# [Exercise materials]

BEGIN

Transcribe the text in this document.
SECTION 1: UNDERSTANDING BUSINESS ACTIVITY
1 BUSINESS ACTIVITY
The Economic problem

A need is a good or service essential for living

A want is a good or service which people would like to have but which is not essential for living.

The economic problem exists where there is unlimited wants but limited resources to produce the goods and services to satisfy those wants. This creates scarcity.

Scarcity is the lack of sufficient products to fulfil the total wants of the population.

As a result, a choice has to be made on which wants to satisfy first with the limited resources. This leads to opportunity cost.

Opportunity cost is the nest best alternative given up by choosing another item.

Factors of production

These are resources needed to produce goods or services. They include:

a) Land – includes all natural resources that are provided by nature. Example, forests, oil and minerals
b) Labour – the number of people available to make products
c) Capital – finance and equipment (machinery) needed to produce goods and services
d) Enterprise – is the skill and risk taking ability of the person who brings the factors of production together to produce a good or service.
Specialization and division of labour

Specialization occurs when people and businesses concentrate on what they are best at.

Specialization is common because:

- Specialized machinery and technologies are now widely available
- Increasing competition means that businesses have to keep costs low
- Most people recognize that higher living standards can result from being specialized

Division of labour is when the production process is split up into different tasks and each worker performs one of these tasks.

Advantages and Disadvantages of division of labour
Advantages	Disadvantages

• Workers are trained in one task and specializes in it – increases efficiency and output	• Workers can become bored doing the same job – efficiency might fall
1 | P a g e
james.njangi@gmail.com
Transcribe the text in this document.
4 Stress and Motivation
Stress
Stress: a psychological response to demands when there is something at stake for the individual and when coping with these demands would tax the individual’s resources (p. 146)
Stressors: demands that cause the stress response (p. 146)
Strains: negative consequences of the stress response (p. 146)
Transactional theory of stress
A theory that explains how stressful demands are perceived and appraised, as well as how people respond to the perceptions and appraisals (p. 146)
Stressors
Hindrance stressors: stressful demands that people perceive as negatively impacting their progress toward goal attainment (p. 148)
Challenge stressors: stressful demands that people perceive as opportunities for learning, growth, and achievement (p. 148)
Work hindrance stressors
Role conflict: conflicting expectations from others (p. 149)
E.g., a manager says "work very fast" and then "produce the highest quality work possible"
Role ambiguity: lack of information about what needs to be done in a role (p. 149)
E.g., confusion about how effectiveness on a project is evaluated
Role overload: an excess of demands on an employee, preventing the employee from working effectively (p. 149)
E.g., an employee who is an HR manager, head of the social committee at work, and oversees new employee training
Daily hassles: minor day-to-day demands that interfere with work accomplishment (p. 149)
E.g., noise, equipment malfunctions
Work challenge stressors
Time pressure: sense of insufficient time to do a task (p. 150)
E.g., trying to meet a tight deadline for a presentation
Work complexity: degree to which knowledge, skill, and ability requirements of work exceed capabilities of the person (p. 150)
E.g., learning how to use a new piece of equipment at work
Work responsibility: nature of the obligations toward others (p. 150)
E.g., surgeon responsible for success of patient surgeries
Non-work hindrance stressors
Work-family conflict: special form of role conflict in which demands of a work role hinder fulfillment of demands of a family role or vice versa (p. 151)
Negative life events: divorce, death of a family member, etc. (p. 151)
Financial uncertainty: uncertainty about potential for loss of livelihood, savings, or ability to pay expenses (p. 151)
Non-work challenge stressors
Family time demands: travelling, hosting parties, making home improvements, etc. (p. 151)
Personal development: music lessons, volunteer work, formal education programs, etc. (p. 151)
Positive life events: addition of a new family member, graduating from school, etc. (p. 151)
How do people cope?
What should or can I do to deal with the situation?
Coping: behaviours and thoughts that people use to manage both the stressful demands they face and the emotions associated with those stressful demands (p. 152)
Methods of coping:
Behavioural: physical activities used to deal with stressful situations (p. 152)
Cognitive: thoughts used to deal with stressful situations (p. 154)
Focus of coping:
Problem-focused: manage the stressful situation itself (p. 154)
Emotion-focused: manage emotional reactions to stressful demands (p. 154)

END

# [Required task]
Make a copy of each line that contains the string "Advantages".

# [Exercise output]
Advantages and Disadvantages of division of labour
Advantages	Disadvantages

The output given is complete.